(Records that describe figures)
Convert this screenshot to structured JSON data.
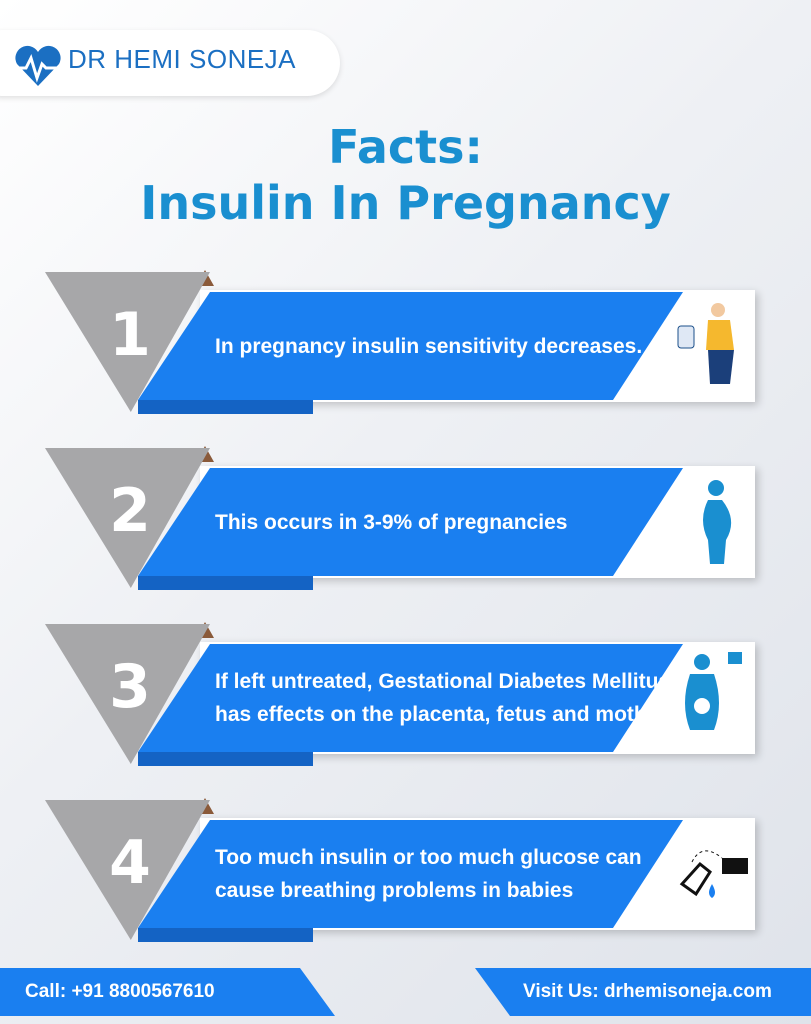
{
  "header": {
    "brand": "DR HEMI SONEJA"
  },
  "title": [
    "Facts:",
    "Insulin In Pregnancy"
  ],
  "facts": [
    {
      "number": "1",
      "text": "In pregnancy insulin sensitivity decreases."
    },
    {
      "number": "2",
      "text": "This occurs in 3-9% of pregnancies"
    },
    {
      "number": "3",
      "text": "If left untreated, Gestational Diabetes Mellitus has effects on the placenta, fetus and mother"
    },
    {
      "number": "4",
      "text": "Too much insulin or too much glucose can cause breathing problems in babies"
    }
  ],
  "footer": {
    "call": "Call: +91 8800567610",
    "visit": "Visit Us: drhemisoneja.com"
  }
}
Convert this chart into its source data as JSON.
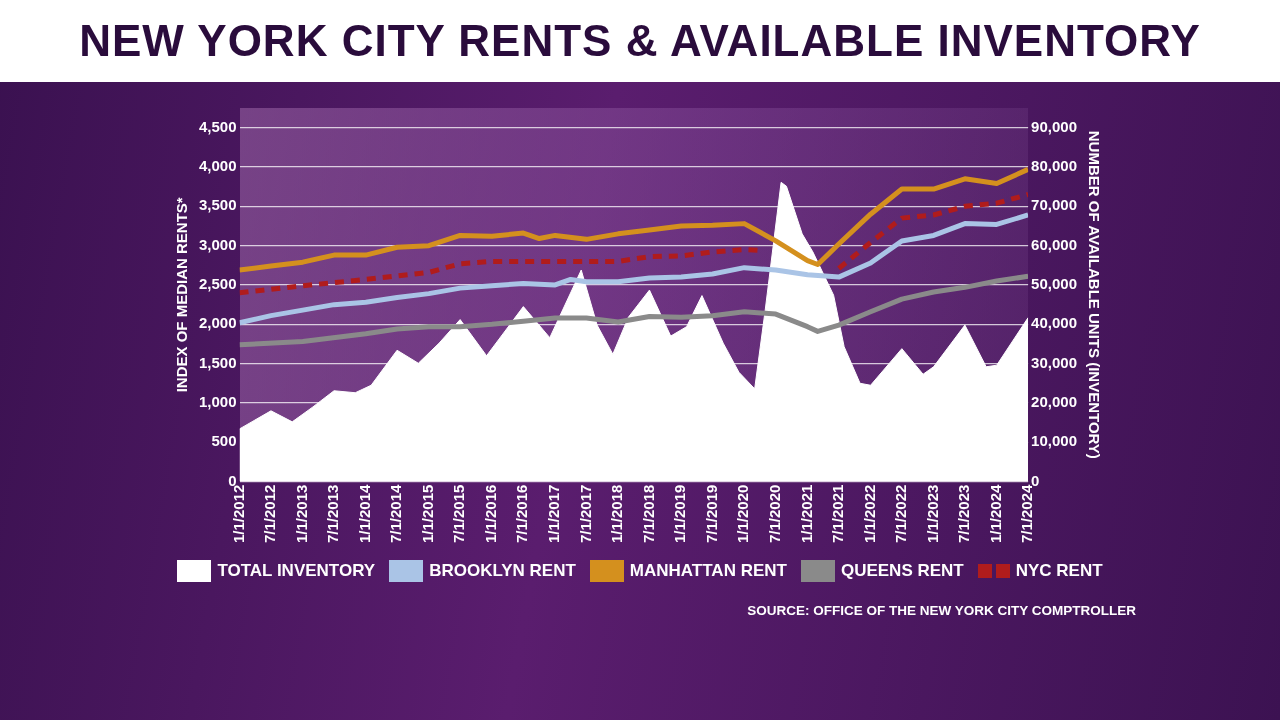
{
  "chart_data": {
    "type": "line",
    "title": "NEW YORK CITY RENTS & AVAILABLE INVENTORY",
    "ylabel": "INDEX OF MEDIAN RENTS*",
    "y2label": "NUMBER OF AVAILABLE UNITS (INVENTORY)",
    "annotations": [
      "SOURCE: OFFICE OF THE NEW YORK CITY COMPTROLLER"
    ],
    "xlim": [
      "2012-01",
      "2024-07"
    ],
    "xticks": [
      {
        "value": "2012-01",
        "label": "1/1/2012"
      },
      {
        "value": "2012-07",
        "label": "7/1/2012"
      },
      {
        "value": "2013-01",
        "label": "1/1/2013"
      },
      {
        "value": "2013-07",
        "label": "7/1/2013"
      },
      {
        "value": "2014-01",
        "label": "1/1/2014"
      },
      {
        "value": "2014-07",
        "label": "7/1/2014"
      },
      {
        "value": "2015-01",
        "label": "1/1/2015"
      },
      {
        "value": "2015-07",
        "label": "7/1/2015"
      },
      {
        "value": "2016-01",
        "label": "1/1/2016"
      },
      {
        "value": "2016-07",
        "label": "7/1/2016"
      },
      {
        "value": "2017-01",
        "label": "1/1/2017"
      },
      {
        "value": "2017-07",
        "label": "7/1/2017"
      },
      {
        "value": "2018-01",
        "label": "1/1/2018"
      },
      {
        "value": "2018-07",
        "label": "7/1/2018"
      },
      {
        "value": "2019-01",
        "label": "1/1/2019"
      },
      {
        "value": "2019-07",
        "label": "7/1/2019"
      },
      {
        "value": "2020-01",
        "label": "1/1/2020"
      },
      {
        "value": "2020-07",
        "label": "7/1/2020"
      },
      {
        "value": "2021-01",
        "label": "1/1/2021"
      },
      {
        "value": "2021-07",
        "label": "7/1/2021"
      },
      {
        "value": "2022-01",
        "label": "1/1/2022"
      },
      {
        "value": "2022-07",
        "label": "7/1/2022"
      },
      {
        "value": "2023-01",
        "label": "1/1/2023"
      },
      {
        "value": "2023-07",
        "label": "7/1/2023"
      },
      {
        "value": "2024-01",
        "label": "1/1/2024"
      },
      {
        "value": "2024-07",
        "label": "7/1/2024"
      }
    ],
    "ylim": [
      0,
      4750
    ],
    "yticks": [
      0,
      500,
      {
        "value": 1000,
        "label": "1,000"
      },
      {
        "value": 1500,
        "label": "1,500"
      },
      {
        "value": 2000,
        "label": "2,000"
      },
      {
        "value": 2500,
        "label": "2,500"
      },
      {
        "value": 3000,
        "label": "3,000"
      },
      {
        "value": 3500,
        "label": "3,500"
      },
      {
        "value": 4000,
        "label": "4,000"
      },
      {
        "value": 4500,
        "label": "4,500"
      }
    ],
    "y2lim": [
      0,
      95000
    ],
    "y2ticks": [
      0,
      {
        "value": 10000,
        "label": "10,000"
      },
      {
        "value": 20000,
        "label": "20,000"
      },
      {
        "value": 30000,
        "label": "30,000"
      },
      {
        "value": 40000,
        "label": "40,000"
      },
      {
        "value": 50000,
        "label": "50,000"
      },
      {
        "value": 60000,
        "label": "60,000"
      },
      {
        "value": 70000,
        "label": "70,000"
      },
      {
        "value": 80000,
        "label": "80,000"
      },
      {
        "value": 90000,
        "label": "90,000"
      }
    ],
    "grid": "y",
    "legend": "bottom",
    "series": [
      {
        "name": "TOTAL INVENTORY",
        "type": "area",
        "axis": "y2",
        "color": "#ffffff",
        "x": [
          "2012-01",
          "2012-07",
          "2012-11",
          "2013-03",
          "2013-07",
          "2013-11",
          "2014-02",
          "2014-07",
          "2014-11",
          "2015-03",
          "2015-07",
          "2015-12",
          "2016-07",
          "2016-12",
          "2017-06",
          "2017-09",
          "2017-12",
          "2018-03",
          "2018-07",
          "2018-11",
          "2019-02",
          "2019-05",
          "2019-09",
          "2019-12",
          "2020-03",
          "2020-05",
          "2020-08",
          "2020-09",
          "2020-12",
          "2021-02",
          "2021-06",
          "2021-08",
          "2021-11",
          "2022-01",
          "2022-07",
          "2022-11",
          "2023-01",
          "2023-07",
          "2023-11",
          "2024-01",
          "2024-07"
        ],
        "values": [
          13400,
          18000,
          15200,
          19000,
          23100,
          22600,
          24500,
          33400,
          30100,
          35200,
          41200,
          32000,
          44500,
          36600,
          53800,
          39800,
          32400,
          41800,
          48700,
          37000,
          39400,
          47300,
          35200,
          27800,
          23600,
          43600,
          76100,
          75100,
          63000,
          58400,
          47400,
          34300,
          25000,
          24500,
          33800,
          27300,
          29200,
          39800,
          29200,
          29600,
          41700
        ]
      },
      {
        "name": "BROOKLYN RENT",
        "color": "#aac4e6",
        "x": [
          "2012-01",
          "2012-07",
          "2013-01",
          "2013-07",
          "2014-01",
          "2014-07",
          "2015-01",
          "2015-07",
          "2016-01",
          "2016-07",
          "2017-01",
          "2017-04",
          "2017-07",
          "2018-01",
          "2018-07",
          "2019-01",
          "2019-07",
          "2020-01",
          "2020-07",
          "2021-01",
          "2021-07",
          "2022-01",
          "2022-07",
          "2023-01",
          "2023-07",
          "2024-01",
          "2024-07"
        ],
        "values": [
          2020,
          2110,
          2180,
          2250,
          2280,
          2340,
          2390,
          2460,
          2490,
          2520,
          2500,
          2570,
          2540,
          2540,
          2590,
          2600,
          2640,
          2720,
          2690,
          2630,
          2600,
          2780,
          3060,
          3130,
          3280,
          3270,
          3390
        ]
      },
      {
        "name": "MANHATTAN RENT",
        "color": "#d4901e",
        "x": [
          "2012-01",
          "2012-07",
          "2013-01",
          "2013-07",
          "2014-01",
          "2014-07",
          "2015-01",
          "2015-07",
          "2016-01",
          "2016-07",
          "2016-10",
          "2017-01",
          "2017-07",
          "2018-01",
          "2018-07",
          "2019-01",
          "2019-07",
          "2020-01",
          "2020-07",
          "2021-01",
          "2021-03",
          "2021-07",
          "2022-01",
          "2022-07",
          "2023-01",
          "2023-07",
          "2024-01",
          "2024-07"
        ],
        "values": [
          2690,
          2740,
          2790,
          2880,
          2880,
          2980,
          3000,
          3130,
          3120,
          3160,
          3090,
          3130,
          3080,
          3150,
          3200,
          3250,
          3260,
          3280,
          3060,
          2810,
          2760,
          3020,
          3400,
          3720,
          3720,
          3850,
          3790,
          3970
        ]
      },
      {
        "name": "QUEENS RENT",
        "color": "#8a8a8a",
        "x": [
          "2012-01",
          "2013-01",
          "2014-01",
          "2014-07",
          "2015-01",
          "2015-07",
          "2016-01",
          "2016-07",
          "2017-01",
          "2017-07",
          "2018-01",
          "2018-07",
          "2019-01",
          "2019-07",
          "2020-01",
          "2020-07",
          "2021-01",
          "2021-03",
          "2021-07",
          "2022-01",
          "2022-07",
          "2023-01",
          "2023-07",
          "2024-01",
          "2024-07"
        ],
        "values": [
          1740,
          1780,
          1880,
          1940,
          1970,
          1970,
          2000,
          2040,
          2080,
          2080,
          2030,
          2100,
          2090,
          2110,
          2160,
          2130,
          1970,
          1910,
          1990,
          2160,
          2320,
          2410,
          2470,
          2550,
          2610
        ]
      },
      {
        "name": "NYC RENT",
        "line_style": "dashed",
        "color": "#b01c1c",
        "x": [
          "2012-01",
          "2013-01",
          "2014-01",
          "2015-01",
          "2015-07",
          "2016-01",
          "2018-01",
          "2018-07",
          "2019-01",
          "2019-07",
          "2020-01",
          "2020-04",
          "2020-07",
          "2021-01",
          "2021-07",
          "2022-01",
          "2022-07",
          "2023-01",
          "2023-07",
          "2024-01",
          "2024-07"
        ],
        "values": [
          2400,
          2490,
          2570,
          2660,
          2770,
          2800,
          2800,
          2860,
          2870,
          2920,
          2950,
          2940,
          null,
          null,
          2710,
          3040,
          3350,
          3390,
          3500,
          3540,
          3650
        ]
      }
    ]
  }
}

Task to complete — Work through the records line by line and tally those holding "AVAILABLE". Reply with the number alone.

The output — 2